• _Do this_
Gather all lines containing the string "dernière" and copy them out.

• _Data extract_
# # #

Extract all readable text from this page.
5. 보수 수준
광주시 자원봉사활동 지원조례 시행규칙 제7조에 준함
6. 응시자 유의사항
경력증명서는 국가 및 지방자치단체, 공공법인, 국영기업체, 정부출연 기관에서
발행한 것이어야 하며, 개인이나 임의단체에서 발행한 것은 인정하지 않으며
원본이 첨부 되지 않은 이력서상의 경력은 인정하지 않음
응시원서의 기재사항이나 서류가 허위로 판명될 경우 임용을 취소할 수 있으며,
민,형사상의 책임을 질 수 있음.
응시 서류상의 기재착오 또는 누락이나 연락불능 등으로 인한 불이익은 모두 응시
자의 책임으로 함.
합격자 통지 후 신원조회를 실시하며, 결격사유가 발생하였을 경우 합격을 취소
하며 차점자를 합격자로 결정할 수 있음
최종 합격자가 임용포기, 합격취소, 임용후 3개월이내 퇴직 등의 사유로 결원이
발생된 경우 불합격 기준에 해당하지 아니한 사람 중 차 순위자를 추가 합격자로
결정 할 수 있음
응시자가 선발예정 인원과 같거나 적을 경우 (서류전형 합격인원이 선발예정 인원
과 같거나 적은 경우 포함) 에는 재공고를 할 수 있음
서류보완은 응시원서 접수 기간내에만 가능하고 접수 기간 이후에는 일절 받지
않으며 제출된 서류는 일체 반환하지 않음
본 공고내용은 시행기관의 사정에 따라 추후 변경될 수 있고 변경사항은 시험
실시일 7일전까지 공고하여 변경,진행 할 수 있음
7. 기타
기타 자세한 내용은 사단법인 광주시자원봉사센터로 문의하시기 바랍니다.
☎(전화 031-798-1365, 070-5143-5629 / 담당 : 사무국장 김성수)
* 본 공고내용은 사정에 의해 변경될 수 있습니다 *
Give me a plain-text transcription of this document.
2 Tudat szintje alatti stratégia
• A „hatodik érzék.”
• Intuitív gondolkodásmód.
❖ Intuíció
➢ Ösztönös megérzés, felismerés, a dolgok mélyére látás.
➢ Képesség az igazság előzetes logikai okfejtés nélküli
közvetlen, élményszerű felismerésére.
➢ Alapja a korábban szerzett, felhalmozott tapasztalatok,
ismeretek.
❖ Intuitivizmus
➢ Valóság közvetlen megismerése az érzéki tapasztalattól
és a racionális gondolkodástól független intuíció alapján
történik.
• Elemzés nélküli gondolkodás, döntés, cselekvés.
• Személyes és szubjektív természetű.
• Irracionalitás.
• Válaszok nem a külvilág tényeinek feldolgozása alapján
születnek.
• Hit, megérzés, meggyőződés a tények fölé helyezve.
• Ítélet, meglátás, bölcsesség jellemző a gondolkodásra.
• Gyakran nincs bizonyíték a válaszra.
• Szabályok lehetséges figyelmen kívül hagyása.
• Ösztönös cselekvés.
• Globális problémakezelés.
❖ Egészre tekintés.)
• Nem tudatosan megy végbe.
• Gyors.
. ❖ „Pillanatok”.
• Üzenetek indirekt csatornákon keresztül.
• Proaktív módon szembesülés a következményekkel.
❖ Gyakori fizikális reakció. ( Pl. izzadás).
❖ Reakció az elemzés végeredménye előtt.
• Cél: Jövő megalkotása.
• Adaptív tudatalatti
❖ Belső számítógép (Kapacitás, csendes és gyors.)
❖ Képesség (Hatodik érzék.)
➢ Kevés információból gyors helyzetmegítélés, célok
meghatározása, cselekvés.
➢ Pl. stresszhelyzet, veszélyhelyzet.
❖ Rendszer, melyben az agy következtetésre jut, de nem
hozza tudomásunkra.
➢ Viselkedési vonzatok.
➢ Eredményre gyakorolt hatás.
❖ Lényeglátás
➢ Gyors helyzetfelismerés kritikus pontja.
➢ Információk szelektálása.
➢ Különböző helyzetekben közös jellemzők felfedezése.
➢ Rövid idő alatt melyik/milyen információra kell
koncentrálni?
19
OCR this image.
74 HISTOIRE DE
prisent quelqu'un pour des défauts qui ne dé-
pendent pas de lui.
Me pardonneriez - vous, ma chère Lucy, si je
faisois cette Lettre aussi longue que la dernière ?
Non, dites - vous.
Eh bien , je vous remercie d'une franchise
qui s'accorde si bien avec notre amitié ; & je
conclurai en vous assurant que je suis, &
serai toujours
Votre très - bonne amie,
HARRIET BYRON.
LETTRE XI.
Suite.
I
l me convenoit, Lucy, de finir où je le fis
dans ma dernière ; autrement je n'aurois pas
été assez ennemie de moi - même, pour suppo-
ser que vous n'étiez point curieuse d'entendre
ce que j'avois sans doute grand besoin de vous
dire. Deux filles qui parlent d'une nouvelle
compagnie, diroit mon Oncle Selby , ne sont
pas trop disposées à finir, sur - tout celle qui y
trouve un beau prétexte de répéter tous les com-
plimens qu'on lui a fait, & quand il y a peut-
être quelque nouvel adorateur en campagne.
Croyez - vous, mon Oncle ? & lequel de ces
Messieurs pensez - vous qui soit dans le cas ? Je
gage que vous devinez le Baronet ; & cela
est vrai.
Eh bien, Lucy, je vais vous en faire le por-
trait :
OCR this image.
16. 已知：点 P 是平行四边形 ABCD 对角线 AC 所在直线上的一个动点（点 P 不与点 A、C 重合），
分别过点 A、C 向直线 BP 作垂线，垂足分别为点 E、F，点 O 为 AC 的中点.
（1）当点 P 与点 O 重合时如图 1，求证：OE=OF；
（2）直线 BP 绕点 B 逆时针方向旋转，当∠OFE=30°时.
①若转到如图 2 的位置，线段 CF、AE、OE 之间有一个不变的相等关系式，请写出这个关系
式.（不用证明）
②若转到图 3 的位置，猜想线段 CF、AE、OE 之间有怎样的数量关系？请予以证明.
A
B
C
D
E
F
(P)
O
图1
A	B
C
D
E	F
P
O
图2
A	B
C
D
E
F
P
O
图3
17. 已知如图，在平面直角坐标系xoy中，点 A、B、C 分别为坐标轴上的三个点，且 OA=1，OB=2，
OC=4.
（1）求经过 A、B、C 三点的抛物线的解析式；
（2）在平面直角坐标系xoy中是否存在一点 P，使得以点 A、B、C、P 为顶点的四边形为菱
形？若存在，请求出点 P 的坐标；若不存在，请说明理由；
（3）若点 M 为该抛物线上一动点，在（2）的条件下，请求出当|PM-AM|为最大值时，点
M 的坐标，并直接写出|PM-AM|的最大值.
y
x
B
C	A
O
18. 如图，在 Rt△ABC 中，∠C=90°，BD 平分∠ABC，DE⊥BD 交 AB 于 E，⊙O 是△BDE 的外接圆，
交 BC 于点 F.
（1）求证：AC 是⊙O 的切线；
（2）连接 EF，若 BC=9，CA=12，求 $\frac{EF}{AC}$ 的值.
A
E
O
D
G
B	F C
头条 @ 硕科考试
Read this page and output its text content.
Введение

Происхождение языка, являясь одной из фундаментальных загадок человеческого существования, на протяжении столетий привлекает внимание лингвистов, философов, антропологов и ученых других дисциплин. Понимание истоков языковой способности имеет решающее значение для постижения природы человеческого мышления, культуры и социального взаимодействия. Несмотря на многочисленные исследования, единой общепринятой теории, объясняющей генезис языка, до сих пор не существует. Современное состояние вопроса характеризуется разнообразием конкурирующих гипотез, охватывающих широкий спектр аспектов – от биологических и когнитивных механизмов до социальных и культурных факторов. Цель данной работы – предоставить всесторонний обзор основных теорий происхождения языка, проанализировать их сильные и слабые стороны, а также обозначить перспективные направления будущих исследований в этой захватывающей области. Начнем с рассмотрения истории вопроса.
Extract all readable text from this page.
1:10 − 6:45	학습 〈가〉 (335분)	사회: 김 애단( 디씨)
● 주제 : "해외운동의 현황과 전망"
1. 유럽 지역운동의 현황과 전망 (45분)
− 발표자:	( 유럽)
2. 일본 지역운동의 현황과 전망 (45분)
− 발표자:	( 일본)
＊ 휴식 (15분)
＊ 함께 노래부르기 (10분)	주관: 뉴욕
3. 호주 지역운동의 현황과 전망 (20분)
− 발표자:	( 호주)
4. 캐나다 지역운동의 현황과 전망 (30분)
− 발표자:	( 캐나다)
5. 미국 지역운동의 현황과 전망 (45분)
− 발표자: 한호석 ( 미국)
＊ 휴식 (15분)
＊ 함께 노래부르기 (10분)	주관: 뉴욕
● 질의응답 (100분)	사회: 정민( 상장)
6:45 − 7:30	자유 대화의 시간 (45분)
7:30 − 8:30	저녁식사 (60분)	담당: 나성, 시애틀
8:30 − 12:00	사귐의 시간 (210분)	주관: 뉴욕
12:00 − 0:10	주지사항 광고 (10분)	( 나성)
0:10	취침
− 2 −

# # #

• _Worked answer_
faisois cette Lettre aussi longue que la dernière ?
dans ma dernière ; autrement je n'aurois pas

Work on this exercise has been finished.